**Records to use:**
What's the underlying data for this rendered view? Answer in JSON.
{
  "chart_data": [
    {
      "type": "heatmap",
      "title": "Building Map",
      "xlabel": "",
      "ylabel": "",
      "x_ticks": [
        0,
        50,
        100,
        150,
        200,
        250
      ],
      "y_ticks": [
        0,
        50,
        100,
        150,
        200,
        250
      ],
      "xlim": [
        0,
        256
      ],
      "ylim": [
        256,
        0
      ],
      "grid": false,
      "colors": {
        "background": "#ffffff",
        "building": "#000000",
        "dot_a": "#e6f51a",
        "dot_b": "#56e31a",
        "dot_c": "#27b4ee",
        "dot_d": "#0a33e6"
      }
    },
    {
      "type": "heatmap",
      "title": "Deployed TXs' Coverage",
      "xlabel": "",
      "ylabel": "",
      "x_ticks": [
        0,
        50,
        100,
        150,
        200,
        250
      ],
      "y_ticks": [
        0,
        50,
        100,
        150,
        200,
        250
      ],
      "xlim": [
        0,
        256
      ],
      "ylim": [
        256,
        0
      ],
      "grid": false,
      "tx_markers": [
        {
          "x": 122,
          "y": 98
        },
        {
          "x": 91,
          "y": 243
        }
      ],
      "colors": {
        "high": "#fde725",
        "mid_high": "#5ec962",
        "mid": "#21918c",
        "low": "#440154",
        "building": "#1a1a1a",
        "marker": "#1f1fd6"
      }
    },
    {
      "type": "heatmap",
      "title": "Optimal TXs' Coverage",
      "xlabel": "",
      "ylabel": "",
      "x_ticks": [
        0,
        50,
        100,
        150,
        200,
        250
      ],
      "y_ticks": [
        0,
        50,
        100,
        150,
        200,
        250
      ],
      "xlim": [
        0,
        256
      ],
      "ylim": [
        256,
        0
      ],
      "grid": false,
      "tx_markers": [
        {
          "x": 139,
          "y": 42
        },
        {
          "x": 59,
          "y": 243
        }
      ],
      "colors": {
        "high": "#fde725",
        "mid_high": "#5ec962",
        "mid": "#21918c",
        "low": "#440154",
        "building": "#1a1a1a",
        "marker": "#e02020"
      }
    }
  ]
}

**What needs to be done:**
Please output the entries above, every line exactly as it reads.

**Result below:**
What's the underlying data for this rendered view? Answer in JSON.
{
  "chart_data": [
    {
      "type": "heatmap",
      "title": "Building Map",
      "xlabel": "",
      "ylabel": "",
      "x_ticks": [
        0,
        50,
        100,
        150,
        200,
        250
      ],
      "y_ticks": [
        0,
        50,
        100,
        150,
        200,
        250
      ],
      "xlim": [
        0,
        256
      ],
      "ylim": [
        256,
        0
      ],
      "grid": false,
      "colors": {
        "background": "#ffffff",
        "building": "#000000",
        "dot_a": "#e6f51a",
        "dot_b": "#56e31a",
        "dot_c": "#27b4ee",
        "dot_d": "#0a33e6"
      }
    },
    {
      "type": "heatmap",
      "title": "Deployed TXs' Coverage",
      "xlabel": "",
      "ylabel": "",
      "x_ticks": [
        0,
        50,
        100,
        150,
        200,
        250
      ],
      "y_ticks": [
        0,
        50,
        100,
        150,
        200,
        250
      ],
      "xlim": [
        0,
        256
      ],
      "ylim": [
        256,
        0
      ],
      "grid": false,
      "tx_markers": [
        {
          "x": 122,
          "y": 98
        },
        {
          "x": 91,
          "y": 243
        }
      ],
      "colors": {
        "high": "#fde725",
        "mid_high": "#5ec962",
        "mid": "#21918c",
        "low": "#440154",
        "building": "#1a1a1a",
        "marker": "#1f1fd6"
      }
    },
    {
      "type": "heatmap",
      "title": "Optimal TXs' Coverage",
      "xlabel": "",
      "ylabel": "",
      "x_ticks": [
        0,
        50,
        100,
        150,
        200,
        250
      ],
      "y_ticks": [
        0,
        50,
        100,
        150,
        200,
        250
      ],
      "xlim": [
        0,
        256
      ],
      "ylim": [
        256,
        0
      ],
      "grid": false,
      "tx_markers": [
        {
          "x": 139,
          "y": 42
        },
        {
          "x": 59,
          "y": 243
        }
      ],
      "colors": {
        "high": "#fde725",
        "mid_high": "#5ec962",
        "mid": "#21918c",
        "low": "#440154",
        "building": "#1a1a1a",
        "marker": "#e02020"
      }
    }
  ]
}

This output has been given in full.